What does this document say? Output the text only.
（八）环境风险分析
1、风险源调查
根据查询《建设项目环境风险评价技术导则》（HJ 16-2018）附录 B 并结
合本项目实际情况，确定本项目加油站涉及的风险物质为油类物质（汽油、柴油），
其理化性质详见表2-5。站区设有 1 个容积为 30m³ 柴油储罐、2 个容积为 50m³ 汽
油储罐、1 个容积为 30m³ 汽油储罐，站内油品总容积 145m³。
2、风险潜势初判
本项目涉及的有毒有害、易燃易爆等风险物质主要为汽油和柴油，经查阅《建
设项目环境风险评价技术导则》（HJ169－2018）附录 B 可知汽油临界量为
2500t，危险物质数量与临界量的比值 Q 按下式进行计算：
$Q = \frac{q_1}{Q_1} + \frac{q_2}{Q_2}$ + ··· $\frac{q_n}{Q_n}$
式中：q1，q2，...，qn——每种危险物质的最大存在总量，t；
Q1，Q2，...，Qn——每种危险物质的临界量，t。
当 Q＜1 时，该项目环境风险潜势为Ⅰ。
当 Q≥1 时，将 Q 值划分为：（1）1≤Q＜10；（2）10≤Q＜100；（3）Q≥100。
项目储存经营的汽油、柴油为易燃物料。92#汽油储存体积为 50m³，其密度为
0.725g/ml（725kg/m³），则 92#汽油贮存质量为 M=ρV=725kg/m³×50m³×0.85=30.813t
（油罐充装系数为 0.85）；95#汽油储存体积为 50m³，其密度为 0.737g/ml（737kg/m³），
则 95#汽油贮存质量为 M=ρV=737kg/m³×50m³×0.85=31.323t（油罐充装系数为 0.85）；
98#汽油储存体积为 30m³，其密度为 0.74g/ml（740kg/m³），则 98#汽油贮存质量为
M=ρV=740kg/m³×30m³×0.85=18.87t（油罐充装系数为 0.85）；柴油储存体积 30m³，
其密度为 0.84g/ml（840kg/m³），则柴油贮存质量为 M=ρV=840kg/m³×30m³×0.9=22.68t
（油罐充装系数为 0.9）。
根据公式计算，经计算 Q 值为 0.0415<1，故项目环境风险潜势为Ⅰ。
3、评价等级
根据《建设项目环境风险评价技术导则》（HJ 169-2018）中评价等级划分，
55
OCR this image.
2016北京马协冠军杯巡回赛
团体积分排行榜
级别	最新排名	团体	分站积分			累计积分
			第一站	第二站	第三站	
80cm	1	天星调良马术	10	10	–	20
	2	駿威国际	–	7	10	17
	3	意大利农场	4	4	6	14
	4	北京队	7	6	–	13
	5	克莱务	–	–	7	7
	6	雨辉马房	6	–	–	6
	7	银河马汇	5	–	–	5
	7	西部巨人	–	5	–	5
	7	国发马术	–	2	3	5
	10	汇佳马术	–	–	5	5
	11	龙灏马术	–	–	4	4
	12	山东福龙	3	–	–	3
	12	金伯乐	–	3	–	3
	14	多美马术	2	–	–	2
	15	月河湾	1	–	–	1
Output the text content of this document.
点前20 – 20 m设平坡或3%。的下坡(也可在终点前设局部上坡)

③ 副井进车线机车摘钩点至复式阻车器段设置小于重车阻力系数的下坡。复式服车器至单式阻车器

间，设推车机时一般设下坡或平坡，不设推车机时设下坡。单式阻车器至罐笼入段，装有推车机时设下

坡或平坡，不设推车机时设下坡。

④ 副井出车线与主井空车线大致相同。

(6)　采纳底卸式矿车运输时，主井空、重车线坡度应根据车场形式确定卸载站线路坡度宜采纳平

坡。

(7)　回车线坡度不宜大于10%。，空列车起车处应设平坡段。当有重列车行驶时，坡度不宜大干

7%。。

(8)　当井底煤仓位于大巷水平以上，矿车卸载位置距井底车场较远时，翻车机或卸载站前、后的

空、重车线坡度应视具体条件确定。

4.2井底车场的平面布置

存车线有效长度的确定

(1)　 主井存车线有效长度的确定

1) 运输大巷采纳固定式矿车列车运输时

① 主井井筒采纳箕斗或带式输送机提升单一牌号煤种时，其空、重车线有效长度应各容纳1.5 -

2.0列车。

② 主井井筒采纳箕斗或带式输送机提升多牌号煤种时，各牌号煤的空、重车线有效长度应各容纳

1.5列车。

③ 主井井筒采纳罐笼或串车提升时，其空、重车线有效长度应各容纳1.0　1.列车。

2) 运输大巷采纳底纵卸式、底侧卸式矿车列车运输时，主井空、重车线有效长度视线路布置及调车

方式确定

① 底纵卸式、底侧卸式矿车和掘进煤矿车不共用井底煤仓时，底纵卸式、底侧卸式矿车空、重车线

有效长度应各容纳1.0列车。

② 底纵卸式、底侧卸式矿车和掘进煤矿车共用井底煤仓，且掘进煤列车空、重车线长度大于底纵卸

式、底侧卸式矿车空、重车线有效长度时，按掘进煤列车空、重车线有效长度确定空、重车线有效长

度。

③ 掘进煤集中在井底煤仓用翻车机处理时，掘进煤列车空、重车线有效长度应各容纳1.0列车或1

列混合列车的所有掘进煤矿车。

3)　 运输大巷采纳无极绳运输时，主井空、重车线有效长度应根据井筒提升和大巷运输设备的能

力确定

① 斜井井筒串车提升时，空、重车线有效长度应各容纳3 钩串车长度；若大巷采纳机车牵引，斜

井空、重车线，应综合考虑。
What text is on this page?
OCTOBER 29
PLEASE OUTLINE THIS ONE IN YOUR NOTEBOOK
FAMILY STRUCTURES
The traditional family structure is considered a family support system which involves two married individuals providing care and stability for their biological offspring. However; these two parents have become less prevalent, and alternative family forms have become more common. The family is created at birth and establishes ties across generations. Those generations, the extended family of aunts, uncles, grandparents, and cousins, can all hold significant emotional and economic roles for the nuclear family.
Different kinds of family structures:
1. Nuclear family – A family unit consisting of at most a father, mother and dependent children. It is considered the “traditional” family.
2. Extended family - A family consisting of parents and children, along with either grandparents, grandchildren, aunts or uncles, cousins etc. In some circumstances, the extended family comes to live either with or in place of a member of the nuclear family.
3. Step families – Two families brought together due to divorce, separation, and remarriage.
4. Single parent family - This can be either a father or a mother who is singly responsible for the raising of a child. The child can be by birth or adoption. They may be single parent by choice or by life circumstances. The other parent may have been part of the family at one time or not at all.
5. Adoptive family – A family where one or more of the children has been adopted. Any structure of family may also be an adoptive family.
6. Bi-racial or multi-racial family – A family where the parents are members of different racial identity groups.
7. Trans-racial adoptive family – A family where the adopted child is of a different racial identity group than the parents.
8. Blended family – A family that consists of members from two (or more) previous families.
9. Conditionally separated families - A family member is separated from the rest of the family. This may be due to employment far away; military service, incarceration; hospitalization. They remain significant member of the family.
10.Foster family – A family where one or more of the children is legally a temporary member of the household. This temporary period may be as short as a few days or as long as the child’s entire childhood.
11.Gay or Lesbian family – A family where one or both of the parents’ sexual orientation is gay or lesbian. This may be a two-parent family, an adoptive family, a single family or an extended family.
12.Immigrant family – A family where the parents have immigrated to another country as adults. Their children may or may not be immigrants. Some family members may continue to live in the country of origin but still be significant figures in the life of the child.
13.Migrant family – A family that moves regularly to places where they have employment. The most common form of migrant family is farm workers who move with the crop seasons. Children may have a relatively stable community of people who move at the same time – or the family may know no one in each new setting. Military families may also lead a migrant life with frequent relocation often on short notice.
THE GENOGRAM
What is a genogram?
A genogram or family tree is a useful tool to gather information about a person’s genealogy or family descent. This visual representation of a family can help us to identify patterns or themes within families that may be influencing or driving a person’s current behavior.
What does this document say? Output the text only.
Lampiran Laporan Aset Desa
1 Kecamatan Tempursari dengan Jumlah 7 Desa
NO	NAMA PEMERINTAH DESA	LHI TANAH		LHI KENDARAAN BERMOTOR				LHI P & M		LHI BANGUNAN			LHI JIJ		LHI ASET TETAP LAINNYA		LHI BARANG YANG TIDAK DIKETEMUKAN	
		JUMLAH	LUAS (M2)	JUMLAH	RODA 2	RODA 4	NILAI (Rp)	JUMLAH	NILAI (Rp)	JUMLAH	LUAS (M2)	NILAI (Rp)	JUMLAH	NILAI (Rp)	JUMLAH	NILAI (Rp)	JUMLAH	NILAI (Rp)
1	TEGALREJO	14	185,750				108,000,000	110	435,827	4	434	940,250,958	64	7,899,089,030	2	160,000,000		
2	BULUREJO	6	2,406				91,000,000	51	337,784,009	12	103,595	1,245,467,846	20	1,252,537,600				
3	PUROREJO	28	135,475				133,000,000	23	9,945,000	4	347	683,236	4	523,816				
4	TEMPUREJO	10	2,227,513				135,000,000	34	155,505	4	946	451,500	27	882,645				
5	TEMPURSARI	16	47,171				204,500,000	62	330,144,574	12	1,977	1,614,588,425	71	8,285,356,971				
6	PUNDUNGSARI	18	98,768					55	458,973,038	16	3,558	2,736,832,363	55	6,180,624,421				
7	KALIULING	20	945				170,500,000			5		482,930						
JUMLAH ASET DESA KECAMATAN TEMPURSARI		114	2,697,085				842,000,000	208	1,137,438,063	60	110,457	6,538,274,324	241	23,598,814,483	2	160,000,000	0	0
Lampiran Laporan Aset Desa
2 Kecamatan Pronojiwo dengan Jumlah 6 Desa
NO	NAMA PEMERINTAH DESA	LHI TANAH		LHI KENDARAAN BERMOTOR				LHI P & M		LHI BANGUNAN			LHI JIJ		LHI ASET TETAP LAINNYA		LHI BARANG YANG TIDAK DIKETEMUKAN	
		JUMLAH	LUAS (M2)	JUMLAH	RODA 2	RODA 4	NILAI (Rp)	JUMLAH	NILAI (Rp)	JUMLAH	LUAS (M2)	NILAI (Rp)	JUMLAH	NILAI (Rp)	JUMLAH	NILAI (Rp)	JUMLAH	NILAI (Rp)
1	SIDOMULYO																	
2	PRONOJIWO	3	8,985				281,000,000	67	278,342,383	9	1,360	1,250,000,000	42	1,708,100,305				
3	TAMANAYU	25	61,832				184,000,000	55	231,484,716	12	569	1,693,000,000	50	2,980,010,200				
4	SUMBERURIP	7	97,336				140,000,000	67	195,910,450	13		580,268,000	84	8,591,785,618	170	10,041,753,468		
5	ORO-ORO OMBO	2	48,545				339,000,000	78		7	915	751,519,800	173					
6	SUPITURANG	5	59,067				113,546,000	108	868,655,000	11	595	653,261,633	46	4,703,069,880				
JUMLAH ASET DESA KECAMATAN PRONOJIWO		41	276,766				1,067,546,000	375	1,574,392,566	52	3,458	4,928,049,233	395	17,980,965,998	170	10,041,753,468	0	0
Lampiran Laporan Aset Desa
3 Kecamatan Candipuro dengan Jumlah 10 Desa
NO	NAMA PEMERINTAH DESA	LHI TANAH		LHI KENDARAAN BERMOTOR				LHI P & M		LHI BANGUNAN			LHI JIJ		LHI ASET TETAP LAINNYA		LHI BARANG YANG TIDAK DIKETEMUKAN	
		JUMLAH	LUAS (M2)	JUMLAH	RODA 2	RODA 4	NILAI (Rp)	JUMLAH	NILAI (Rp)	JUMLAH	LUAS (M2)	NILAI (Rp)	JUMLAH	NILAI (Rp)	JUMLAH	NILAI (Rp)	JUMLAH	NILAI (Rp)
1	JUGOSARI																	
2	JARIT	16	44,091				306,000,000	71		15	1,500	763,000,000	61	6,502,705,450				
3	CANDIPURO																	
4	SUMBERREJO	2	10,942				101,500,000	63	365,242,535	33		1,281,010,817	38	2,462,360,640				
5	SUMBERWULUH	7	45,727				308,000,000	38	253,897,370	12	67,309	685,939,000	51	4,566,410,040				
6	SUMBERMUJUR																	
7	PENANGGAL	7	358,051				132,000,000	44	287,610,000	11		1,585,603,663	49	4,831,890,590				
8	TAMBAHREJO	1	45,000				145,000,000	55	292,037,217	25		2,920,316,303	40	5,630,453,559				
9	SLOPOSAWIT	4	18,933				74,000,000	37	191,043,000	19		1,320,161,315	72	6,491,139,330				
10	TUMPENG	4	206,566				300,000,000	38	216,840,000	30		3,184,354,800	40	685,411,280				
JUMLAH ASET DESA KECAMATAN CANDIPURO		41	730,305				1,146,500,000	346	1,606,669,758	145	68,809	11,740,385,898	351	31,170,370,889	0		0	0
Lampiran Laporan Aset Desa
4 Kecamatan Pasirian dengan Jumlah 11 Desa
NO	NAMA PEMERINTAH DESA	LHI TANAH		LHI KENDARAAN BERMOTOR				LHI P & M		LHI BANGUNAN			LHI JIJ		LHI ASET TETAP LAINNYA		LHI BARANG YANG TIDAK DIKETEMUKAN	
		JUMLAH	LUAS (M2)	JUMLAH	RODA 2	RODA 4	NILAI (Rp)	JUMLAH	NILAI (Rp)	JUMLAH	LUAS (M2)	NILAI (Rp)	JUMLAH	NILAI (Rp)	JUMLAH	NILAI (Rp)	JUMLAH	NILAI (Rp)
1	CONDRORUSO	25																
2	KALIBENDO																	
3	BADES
::::
- Aim -
Determine how many lines contain the word "不设推车机时设下坡" and reply with that number alone.

- Task output -
2